• _Goal_
Would you quote every entry exactly, dropping only the pictures?

[Chart and figure data]
________________________

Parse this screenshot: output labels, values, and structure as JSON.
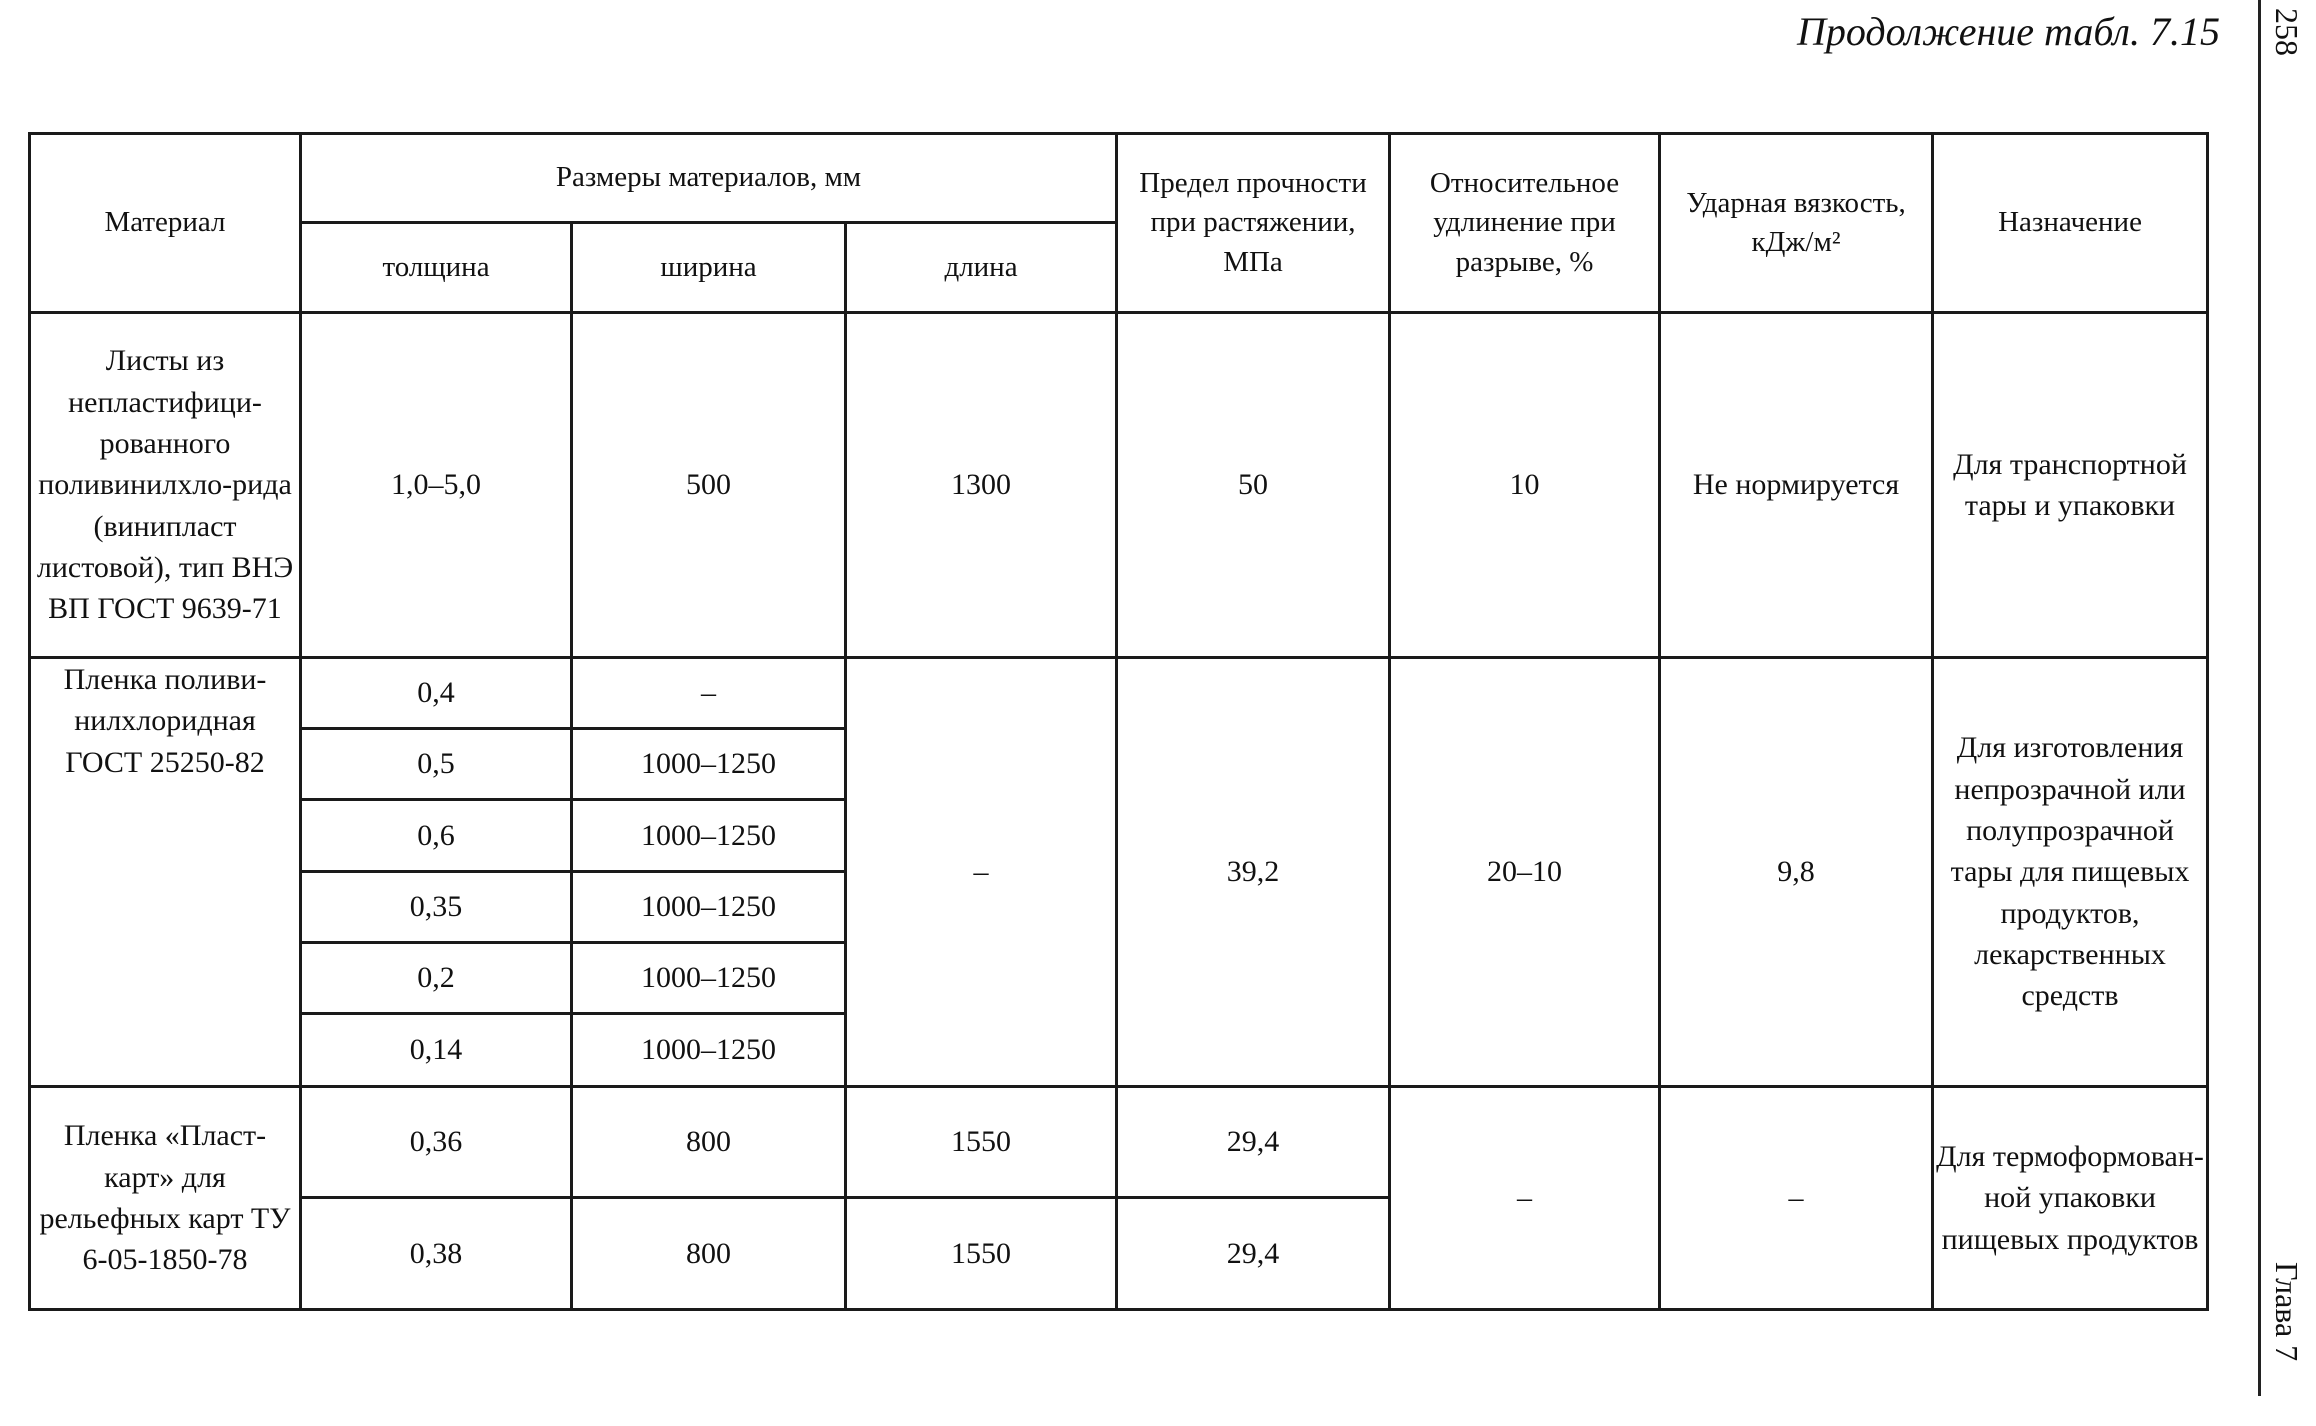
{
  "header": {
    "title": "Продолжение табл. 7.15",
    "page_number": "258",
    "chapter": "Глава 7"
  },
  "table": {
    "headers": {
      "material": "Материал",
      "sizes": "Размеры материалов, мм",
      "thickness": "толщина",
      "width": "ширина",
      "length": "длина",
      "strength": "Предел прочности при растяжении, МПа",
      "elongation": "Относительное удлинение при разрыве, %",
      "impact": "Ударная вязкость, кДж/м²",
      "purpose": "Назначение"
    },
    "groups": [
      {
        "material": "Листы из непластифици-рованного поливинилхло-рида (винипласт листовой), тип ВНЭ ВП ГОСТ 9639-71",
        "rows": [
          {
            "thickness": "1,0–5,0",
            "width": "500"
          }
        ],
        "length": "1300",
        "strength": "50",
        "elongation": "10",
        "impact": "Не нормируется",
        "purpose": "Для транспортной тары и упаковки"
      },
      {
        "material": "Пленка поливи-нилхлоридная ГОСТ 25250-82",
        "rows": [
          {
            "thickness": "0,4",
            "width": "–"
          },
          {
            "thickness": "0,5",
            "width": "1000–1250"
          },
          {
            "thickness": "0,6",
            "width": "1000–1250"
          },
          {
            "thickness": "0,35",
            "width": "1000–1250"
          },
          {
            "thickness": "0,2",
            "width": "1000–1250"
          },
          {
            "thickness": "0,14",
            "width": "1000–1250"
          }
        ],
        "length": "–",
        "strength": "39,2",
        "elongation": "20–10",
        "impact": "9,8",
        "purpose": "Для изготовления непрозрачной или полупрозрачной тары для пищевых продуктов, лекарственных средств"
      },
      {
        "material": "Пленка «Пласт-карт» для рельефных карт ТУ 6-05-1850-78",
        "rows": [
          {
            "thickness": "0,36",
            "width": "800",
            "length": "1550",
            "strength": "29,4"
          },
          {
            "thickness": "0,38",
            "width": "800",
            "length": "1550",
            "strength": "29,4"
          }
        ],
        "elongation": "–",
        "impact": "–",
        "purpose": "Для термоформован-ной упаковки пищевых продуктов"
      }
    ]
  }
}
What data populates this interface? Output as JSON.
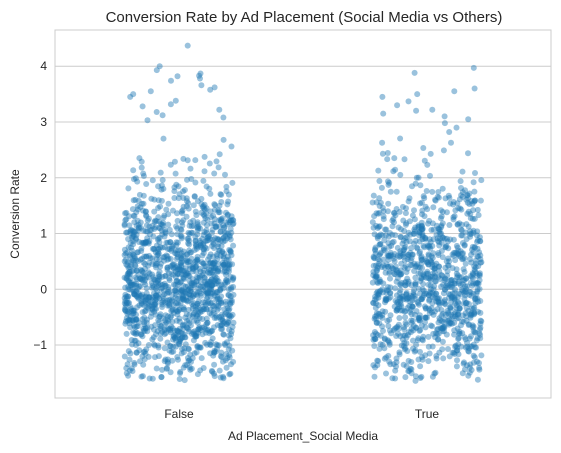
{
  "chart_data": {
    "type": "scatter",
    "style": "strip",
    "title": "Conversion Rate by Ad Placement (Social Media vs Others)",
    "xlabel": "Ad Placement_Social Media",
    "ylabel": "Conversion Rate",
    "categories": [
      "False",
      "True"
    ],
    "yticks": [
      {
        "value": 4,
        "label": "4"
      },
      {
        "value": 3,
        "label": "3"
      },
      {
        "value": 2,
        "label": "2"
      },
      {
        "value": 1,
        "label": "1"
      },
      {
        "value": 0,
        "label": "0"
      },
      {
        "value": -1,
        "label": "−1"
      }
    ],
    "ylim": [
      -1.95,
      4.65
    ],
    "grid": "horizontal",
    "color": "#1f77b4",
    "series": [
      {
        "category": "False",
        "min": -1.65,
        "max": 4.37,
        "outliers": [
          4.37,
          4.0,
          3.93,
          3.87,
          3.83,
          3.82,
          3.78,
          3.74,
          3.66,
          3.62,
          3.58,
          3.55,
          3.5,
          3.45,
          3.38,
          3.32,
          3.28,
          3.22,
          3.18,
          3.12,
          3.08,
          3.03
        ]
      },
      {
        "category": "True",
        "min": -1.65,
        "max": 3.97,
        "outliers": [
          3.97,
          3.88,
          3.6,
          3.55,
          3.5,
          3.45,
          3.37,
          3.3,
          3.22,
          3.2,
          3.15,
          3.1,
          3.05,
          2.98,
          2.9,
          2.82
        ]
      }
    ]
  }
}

________________________

• _Task output_
Parse this screenshot: output labels, values, and structure as JSON.
{
  "header": {
    "title": "Продолжение табл. 7.15",
    "page_number": "258",
    "chapter": "Глава 7"
  },
  "table": {
    "headers": {
      "material": "Материал",
      "sizes": "Размеры материалов, мм",
      "thickness": "толщина",
      "width": "ширина",
      "length": "длина",
      "strength": "Предел прочности при растяжении, МПа",
      "elongation": "Относительное удлинение при разрыве, %",
      "impact": "Ударная вязкость, кДж/м²",
      "purpose": "Назначение"
    },
    "groups": [
      {
        "material": "Листы из непластифици-рованного поливинилхло-рида (винипласт листовой), тип ВНЭ ВП ГОСТ 9639-71",
        "rows": [
          {
            "thickness": "1,0–5,0",
            "width": "500"
          }
        ],
        "length": "1300",
        "strength": "50",
        "elongation": "10",
        "impact": "Не нормируется",
        "purpose": "Для транспортной тары и упаковки"
      },
      {
        "material": "Пленка поливи-нилхлоридная ГОСТ 25250-82",
        "rows": [
          {
            "thickness": "0,4",
            "width": "–"
          },
          {
            "thickness": "0,5",
            "width": "1000–1250"
          },
          {
            "thickness": "0,6",
            "width": "1000–1250"
          },
          {
            "thickness": "0,35",
            "width": "1000–1250"
          },
          {
            "thickness": "0,2",
            "width": "1000–1250"
          },
          {
            "thickness": "0,14",
            "width": "1000–1250"
          }
        ],
        "length": "–",
        "strength": "39,2",
        "elongation": "20–10",
        "impact": "9,8",
        "purpose": "Для изготовления непрозрачной или полупрозрачной тары для пищевых продуктов, лекарственных средств"
      },
      {
        "material": "Пленка «Пласт-карт» для рельефных карт ТУ 6-05-1850-78",
        "rows": [
          {
            "thickness": "0,36",
            "width": "800",
            "length": "1550",
            "strength": "29,4"
          },
          {
            "thickness": "0,38",
            "width": "800",
            "length": "1550",
            "strength": "29,4"
          }
        ],
        "elongation": "–",
        "impact": "–",
        "purpose": "Для термоформован-ной упаковки пищевых продуктов"
      }
    ]
  }
}
What data populates this interface? Output as JSON.
{
  "chart_data": {
    "type": "scatter",
    "style": "strip",
    "title": "Conversion Rate by Ad Placement (Social Media vs Others)",
    "xlabel": "Ad Placement_Social Media",
    "ylabel": "Conversion Rate",
    "categories": [
      "False",
      "True"
    ],
    "yticks": [
      {
        "value": 4,
        "label": "4"
      },
      {
        "value": 3,
        "label": "3"
      },
      {
        "value": 2,
        "label": "2"
      },
      {
        "value": 1,
        "label": "1"
      },
      {
        "value": 0,
        "label": "0"
      },
      {
        "value": -1,
        "label": "−1"
      }
    ],
    "ylim": [
      -1.95,
      4.65
    ],
    "grid": "horizontal",
    "color": "#1f77b4",
    "series": [
      {
        "category": "False",
        "min": -1.65,
        "max": 4.37,
        "outliers": [
          4.37,
          4.0,
          3.93,
          3.87,
          3.83,
          3.82,
          3.78,
          3.74,
          3.66,
          3.62,
          3.58,
          3.55,
          3.5,
          3.45,
          3.38,
          3.32,
          3.28,
          3.22,
          3.18,
          3.12,
          3.08,
          3.03
        ]
      },
      {
        "category": "True",
        "min": -1.65,
        "max": 3.97,
        "outliers": [
          3.97,
          3.88,
          3.6,
          3.55,
          3.5,
          3.45,
          3.37,
          3.3,
          3.22,
          3.2,
          3.15,
          3.1,
          3.05,
          2.98,
          2.9,
          2.82
        ]
      }
    ]
  }
}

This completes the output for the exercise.